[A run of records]
####

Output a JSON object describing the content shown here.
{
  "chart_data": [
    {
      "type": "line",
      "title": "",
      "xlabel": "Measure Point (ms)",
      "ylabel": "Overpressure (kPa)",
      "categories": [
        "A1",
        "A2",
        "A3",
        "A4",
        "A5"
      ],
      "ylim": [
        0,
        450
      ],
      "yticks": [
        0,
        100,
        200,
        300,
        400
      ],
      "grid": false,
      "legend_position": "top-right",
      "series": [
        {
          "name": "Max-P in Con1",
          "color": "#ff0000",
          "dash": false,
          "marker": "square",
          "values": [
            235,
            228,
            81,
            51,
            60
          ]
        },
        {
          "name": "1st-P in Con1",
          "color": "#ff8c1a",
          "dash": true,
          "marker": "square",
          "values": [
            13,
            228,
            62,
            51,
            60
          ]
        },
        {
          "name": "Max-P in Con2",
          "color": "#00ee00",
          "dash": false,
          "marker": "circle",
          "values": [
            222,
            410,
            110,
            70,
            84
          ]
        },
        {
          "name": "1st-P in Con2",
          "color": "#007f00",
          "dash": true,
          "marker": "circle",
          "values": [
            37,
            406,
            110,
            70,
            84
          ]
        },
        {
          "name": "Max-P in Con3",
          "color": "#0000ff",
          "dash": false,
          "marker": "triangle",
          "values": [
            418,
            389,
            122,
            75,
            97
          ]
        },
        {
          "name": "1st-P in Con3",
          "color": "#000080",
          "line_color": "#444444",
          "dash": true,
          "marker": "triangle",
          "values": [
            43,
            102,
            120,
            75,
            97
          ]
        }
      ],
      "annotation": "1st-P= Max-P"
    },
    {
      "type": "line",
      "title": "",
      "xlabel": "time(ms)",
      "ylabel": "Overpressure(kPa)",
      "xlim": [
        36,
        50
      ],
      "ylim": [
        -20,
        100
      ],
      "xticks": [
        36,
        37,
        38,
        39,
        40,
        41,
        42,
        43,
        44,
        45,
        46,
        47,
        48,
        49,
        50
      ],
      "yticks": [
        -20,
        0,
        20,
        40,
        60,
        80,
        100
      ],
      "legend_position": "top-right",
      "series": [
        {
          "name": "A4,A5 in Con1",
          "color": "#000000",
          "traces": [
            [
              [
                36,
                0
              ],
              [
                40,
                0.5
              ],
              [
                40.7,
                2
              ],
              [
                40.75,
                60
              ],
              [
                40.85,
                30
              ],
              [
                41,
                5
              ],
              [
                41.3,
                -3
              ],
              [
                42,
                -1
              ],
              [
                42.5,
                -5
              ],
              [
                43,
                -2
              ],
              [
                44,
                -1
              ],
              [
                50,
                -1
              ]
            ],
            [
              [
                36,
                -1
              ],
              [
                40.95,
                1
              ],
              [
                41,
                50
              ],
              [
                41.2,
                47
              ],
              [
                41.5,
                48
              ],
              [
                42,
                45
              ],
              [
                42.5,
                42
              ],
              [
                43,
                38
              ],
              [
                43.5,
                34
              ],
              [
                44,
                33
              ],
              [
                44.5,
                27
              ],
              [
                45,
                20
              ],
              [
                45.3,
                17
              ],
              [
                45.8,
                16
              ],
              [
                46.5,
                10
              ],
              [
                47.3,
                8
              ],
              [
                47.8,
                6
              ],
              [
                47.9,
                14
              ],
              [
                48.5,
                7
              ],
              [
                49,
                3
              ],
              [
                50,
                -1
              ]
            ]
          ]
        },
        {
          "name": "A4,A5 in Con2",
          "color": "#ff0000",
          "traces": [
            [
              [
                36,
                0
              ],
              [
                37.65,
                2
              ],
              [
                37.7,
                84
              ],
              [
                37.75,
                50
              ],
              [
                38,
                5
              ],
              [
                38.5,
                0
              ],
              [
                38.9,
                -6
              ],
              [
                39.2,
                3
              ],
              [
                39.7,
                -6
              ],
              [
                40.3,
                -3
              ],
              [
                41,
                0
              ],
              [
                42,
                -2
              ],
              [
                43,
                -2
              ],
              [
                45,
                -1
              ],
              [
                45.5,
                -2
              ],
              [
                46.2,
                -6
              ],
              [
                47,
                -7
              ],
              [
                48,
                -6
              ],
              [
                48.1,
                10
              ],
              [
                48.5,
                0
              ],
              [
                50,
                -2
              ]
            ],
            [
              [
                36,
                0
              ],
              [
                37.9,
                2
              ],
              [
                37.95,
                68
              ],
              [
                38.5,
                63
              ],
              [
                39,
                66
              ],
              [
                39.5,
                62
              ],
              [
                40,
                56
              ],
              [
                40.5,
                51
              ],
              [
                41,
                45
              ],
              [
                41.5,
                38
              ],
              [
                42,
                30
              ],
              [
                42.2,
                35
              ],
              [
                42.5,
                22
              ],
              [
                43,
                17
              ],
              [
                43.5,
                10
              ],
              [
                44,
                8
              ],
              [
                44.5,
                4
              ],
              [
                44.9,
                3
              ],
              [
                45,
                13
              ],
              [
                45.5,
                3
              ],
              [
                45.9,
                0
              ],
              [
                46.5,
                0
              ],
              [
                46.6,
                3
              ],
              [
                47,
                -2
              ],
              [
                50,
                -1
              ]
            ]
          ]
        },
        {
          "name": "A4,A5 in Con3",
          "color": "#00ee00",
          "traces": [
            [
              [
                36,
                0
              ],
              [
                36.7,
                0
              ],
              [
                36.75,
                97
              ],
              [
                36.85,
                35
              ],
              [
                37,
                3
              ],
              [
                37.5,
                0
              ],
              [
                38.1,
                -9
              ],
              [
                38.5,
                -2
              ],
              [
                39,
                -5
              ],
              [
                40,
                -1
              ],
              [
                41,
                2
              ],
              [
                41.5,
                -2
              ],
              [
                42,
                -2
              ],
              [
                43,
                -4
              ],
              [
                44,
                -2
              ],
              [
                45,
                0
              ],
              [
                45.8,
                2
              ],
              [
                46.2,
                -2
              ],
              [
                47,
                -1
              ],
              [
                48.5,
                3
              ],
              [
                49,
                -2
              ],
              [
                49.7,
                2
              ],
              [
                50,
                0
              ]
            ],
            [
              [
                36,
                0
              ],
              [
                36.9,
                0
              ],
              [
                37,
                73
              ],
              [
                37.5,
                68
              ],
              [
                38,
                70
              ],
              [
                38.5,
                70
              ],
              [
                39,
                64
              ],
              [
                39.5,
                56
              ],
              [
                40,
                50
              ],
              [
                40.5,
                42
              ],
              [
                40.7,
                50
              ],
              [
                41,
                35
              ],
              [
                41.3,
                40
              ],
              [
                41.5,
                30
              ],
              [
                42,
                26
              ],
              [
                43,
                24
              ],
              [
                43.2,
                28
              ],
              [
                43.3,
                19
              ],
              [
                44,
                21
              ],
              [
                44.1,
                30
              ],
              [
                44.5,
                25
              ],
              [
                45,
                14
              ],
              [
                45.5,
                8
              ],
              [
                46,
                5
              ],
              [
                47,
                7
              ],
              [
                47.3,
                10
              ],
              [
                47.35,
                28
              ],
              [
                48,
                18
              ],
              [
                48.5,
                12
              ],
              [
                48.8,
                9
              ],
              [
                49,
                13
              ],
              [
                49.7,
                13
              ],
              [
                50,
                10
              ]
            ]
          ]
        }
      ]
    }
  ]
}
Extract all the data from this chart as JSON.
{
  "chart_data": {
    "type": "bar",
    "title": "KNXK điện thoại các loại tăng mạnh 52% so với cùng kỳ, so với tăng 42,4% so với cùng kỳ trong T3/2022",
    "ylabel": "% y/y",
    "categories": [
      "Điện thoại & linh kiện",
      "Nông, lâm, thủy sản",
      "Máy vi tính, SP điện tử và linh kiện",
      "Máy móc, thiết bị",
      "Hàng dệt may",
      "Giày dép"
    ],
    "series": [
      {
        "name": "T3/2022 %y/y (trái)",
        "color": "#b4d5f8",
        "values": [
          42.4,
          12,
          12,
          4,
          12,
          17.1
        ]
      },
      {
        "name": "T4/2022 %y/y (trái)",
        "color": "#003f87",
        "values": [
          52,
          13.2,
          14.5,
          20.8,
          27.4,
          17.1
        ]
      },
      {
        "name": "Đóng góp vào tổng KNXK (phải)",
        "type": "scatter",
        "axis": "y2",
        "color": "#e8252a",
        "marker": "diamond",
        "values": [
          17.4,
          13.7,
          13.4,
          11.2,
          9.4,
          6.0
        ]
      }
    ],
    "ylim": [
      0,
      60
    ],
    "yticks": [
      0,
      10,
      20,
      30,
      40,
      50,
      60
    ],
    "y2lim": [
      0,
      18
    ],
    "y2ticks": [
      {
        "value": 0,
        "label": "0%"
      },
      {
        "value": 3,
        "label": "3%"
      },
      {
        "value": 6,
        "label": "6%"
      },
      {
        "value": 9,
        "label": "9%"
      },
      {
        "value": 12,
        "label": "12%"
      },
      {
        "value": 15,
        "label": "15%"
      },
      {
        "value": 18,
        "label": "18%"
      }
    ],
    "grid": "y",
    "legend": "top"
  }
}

####

What is being asked: From the entries above, pull out each line that includes "xlabel".

Answer to the exercise:
      "xlabel": "Measure Point (ms)",
      "xlabel": "time(ms)",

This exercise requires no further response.